WRITTEN INSTRUCTION: Produce a word-for-word copy of the listing below without its pictures.

##### THE RECORDS #####

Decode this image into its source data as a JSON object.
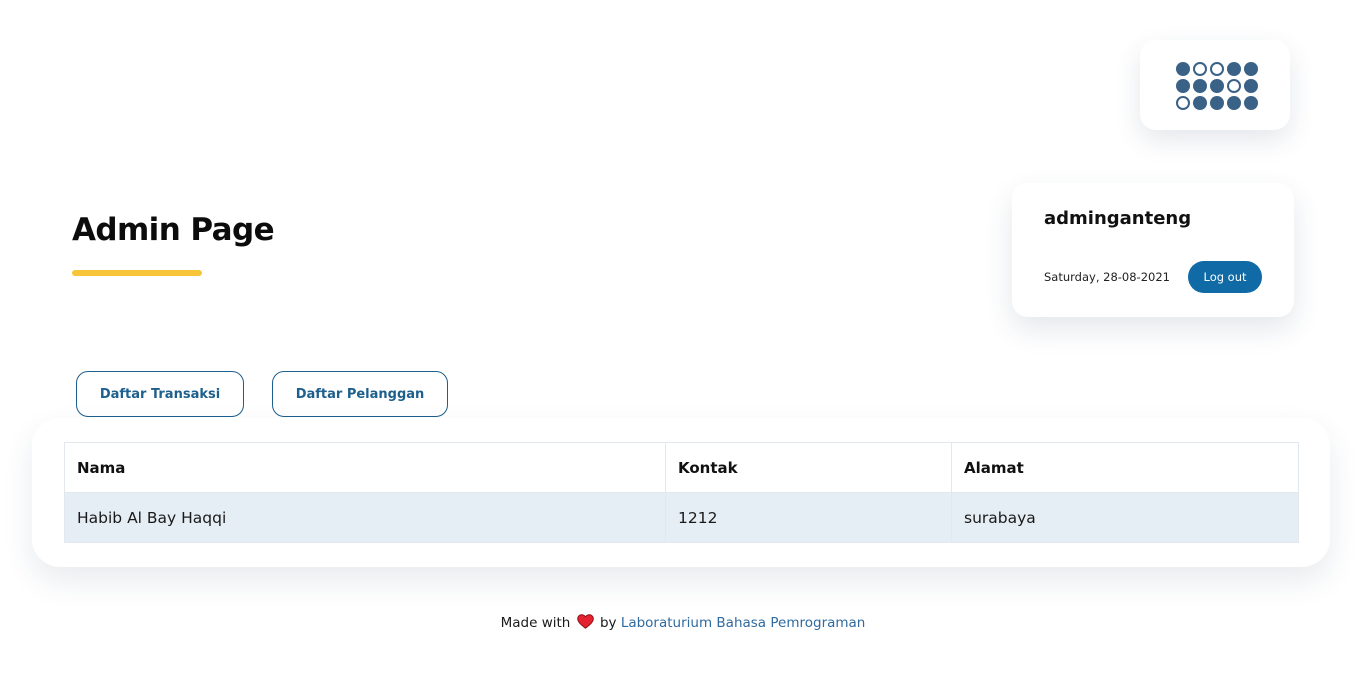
{
  "header": {
    "logo_icon": "dot-grid-logo-icon",
    "accent_color": "#3a6186",
    "logo_pattern": [
      [
        1,
        0,
        0,
        1,
        1
      ],
      [
        1,
        1,
        1,
        0,
        1
      ],
      [
        0,
        1,
        1,
        1,
        1
      ]
    ]
  },
  "page": {
    "title": "Admin Page",
    "underline_color": "#f8c53a"
  },
  "user": {
    "username": "adminganteng",
    "date": "Saturday, 28-08-2021",
    "logout_label": "Log out",
    "logout_color": "#0f6aa6"
  },
  "nav": {
    "transaksi_label": "Daftar Transaksi",
    "pelanggan_label": "Daftar Pelanggan"
  },
  "table": {
    "columns": [
      "Nama",
      "Kontak",
      "Alamat"
    ],
    "rows": [
      [
        "Habib Al Bay Haqqi",
        "1212",
        "surabaya"
      ]
    ]
  },
  "footer": {
    "prefix": "Made with",
    "heart_icon": "heart-icon",
    "by": "by",
    "link_text": "Laboraturium Bahasa Pemrograman",
    "link_color": "#2f6aa1"
  }
}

#####

SOLUTION TO THIS PROBLEM:
Decode this image into its source data as a JSON object.
{
  "header": {
    "logo_icon": "dot-grid-logo-icon",
    "accent_color": "#3a6186",
    "logo_pattern": [
      [
        1,
        0,
        0,
        1,
        1
      ],
      [
        1,
        1,
        1,
        0,
        1
      ],
      [
        0,
        1,
        1,
        1,
        1
      ]
    ]
  },
  "page": {
    "title": "Admin Page",
    "underline_color": "#f8c53a"
  },
  "user": {
    "username": "adminganteng",
    "date": "Saturday, 28-08-2021",
    "logout_label": "Log out",
    "logout_color": "#0f6aa6"
  },
  "nav": {
    "transaksi_label": "Daftar Transaksi",
    "pelanggan_label": "Daftar Pelanggan"
  },
  "table": {
    "columns": [
      "Nama",
      "Kontak",
      "Alamat"
    ],
    "rows": [
      [
        "Habib Al Bay Haqqi",
        "1212",
        "surabaya"
      ]
    ]
  },
  "footer": {
    "prefix": "Made with",
    "heart_icon": "heart-icon",
    "by": "by",
    "link_text": "Laboraturium Bahasa Pemrograman",
    "link_color": "#2f6aa1"
  }
}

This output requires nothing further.